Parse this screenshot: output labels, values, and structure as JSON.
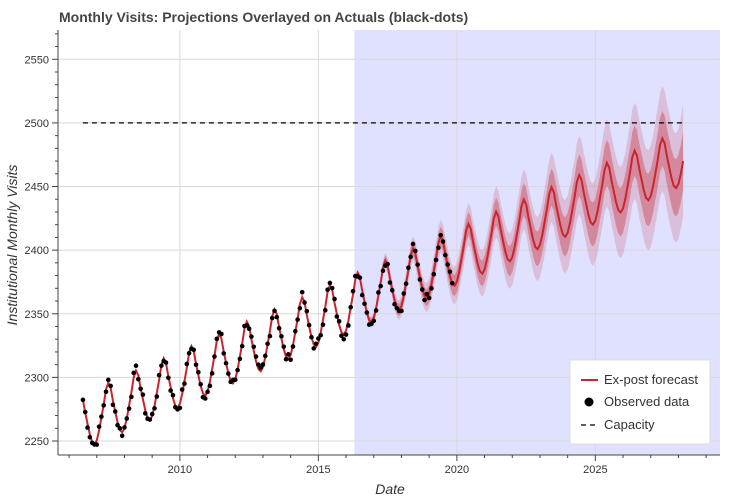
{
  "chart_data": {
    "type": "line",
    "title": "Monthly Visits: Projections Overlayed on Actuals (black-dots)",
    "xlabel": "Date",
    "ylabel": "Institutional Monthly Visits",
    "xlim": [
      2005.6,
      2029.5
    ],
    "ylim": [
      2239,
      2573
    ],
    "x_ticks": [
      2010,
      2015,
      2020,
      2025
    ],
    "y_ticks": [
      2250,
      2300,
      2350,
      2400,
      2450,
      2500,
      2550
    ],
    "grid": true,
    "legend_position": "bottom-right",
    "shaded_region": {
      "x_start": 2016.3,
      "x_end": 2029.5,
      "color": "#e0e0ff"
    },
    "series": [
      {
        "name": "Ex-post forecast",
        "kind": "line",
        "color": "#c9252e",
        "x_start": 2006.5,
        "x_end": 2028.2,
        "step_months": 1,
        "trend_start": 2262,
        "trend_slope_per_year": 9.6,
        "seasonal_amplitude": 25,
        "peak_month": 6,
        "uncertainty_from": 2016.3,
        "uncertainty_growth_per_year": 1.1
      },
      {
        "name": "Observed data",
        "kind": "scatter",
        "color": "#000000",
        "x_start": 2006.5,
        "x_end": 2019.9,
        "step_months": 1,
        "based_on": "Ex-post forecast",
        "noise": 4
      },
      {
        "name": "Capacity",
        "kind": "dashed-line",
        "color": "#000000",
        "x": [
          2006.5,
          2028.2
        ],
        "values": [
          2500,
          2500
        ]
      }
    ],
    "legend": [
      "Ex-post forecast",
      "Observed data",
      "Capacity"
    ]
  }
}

_ _ _ _ _ _ _

** Written instruction **
Transcribe all of the entries word for word, but skip any pictures they contain.

** Final answer **
Parse this screenshot: output labels, values, and structure as JSON.
{
  "chart_data": {
    "type": "line",
    "title": "Monthly Visits: Projections Overlayed on Actuals (black-dots)",
    "xlabel": "Date",
    "ylabel": "Institutional Monthly Visits",
    "xlim": [
      2005.6,
      2029.5
    ],
    "ylim": [
      2239,
      2573
    ],
    "x_ticks": [
      2010,
      2015,
      2020,
      2025
    ],
    "y_ticks": [
      2250,
      2300,
      2350,
      2400,
      2450,
      2500,
      2550
    ],
    "grid": true,
    "legend_position": "bottom-right",
    "shaded_region": {
      "x_start": 2016.3,
      "x_end": 2029.5,
      "color": "#e0e0ff"
    },
    "series": [
      {
        "name": "Ex-post forecast",
        "kind": "line",
        "color": "#c9252e",
        "x_start": 2006.5,
        "x_end": 2028.2,
        "step_months": 1,
        "trend_start": 2262,
        "trend_slope_per_year": 9.6,
        "seasonal_amplitude": 25,
        "peak_month": 6,
        "uncertainty_from": 2016.3,
        "uncertainty_growth_per_year": 1.1
      },
      {
        "name": "Observed data",
        "kind": "scatter",
        "color": "#000000",
        "x_start": 2006.5,
        "x_end": 2019.9,
        "step_months": 1,
        "based_on": "Ex-post forecast",
        "noise": 4
      },
      {
        "name": "Capacity",
        "kind": "dashed-line",
        "color": "#000000",
        "x": [
          2006.5,
          2028.2
        ],
        "values": [
          2500,
          2500
        ]
      }
    ],
    "legend": [
      "Ex-post forecast",
      "Observed data",
      "Capacity"
    ]
  }
}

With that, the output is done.